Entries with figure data
* Start *

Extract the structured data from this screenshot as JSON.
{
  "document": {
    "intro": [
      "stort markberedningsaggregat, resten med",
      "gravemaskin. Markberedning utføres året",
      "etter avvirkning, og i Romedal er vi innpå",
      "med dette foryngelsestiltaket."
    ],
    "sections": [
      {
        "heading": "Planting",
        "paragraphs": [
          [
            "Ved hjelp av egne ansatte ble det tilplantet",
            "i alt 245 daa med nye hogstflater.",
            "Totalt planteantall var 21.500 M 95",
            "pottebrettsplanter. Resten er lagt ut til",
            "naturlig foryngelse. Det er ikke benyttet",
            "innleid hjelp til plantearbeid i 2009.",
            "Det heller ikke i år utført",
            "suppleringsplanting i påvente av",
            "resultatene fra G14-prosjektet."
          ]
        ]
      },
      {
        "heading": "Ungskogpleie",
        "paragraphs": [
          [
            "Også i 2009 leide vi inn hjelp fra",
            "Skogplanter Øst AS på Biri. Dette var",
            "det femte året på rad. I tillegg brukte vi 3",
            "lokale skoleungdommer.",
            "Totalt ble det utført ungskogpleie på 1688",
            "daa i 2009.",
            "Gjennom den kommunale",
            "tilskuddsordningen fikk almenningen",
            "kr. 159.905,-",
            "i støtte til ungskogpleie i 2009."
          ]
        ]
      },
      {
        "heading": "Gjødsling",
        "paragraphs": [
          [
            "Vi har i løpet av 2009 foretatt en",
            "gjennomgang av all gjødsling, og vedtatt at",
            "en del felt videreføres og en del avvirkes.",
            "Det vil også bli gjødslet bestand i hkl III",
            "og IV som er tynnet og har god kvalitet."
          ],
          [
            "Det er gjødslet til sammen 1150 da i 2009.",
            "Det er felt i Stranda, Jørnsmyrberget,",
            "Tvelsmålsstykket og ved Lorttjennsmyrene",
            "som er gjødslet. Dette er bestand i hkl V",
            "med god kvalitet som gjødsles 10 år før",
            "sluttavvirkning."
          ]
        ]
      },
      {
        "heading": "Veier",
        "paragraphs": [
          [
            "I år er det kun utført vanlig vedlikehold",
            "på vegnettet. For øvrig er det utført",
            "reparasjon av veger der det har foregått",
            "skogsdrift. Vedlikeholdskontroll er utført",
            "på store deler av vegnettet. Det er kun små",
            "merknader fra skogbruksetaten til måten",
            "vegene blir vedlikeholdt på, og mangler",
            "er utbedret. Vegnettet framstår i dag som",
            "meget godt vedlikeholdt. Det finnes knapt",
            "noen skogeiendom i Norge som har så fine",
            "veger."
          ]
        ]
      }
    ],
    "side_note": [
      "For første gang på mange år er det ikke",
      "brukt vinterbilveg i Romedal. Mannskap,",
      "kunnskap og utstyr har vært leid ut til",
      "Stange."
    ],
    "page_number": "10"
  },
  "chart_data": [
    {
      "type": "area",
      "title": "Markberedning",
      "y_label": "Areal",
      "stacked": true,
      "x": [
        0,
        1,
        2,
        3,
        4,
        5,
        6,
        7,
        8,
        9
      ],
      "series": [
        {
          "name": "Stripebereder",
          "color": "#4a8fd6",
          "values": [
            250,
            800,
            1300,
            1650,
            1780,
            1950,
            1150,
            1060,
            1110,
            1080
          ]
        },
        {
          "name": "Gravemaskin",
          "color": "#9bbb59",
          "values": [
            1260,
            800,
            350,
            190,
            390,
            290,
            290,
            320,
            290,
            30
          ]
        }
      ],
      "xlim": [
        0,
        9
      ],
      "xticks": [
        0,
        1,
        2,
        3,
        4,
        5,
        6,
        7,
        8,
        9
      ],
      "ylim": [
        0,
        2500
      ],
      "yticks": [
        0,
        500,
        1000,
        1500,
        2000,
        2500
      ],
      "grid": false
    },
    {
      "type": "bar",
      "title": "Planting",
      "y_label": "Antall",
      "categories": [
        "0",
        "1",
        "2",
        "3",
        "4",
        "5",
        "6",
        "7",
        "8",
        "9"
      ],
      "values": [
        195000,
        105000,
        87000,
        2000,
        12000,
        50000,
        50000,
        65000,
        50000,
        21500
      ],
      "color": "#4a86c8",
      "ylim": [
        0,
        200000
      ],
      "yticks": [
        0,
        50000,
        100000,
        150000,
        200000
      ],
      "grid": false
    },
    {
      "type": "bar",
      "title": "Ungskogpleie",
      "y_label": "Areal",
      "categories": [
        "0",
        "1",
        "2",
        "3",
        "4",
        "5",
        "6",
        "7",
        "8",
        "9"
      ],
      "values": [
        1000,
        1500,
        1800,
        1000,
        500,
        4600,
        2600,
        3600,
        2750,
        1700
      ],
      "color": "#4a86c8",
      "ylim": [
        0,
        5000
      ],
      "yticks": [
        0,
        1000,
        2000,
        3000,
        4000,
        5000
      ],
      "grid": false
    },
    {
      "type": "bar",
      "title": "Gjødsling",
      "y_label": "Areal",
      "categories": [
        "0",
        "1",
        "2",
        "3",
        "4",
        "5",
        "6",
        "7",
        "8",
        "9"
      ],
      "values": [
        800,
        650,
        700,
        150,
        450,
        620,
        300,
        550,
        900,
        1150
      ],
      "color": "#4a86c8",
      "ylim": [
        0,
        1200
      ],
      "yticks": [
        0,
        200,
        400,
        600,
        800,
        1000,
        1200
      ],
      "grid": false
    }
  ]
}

* End *

**EXERCISE DIRECTIONS**
List each line holding the string "veger".

**COMPLETE ANSWER**
            "reparasjon av veger der det har foregått",
            "veger."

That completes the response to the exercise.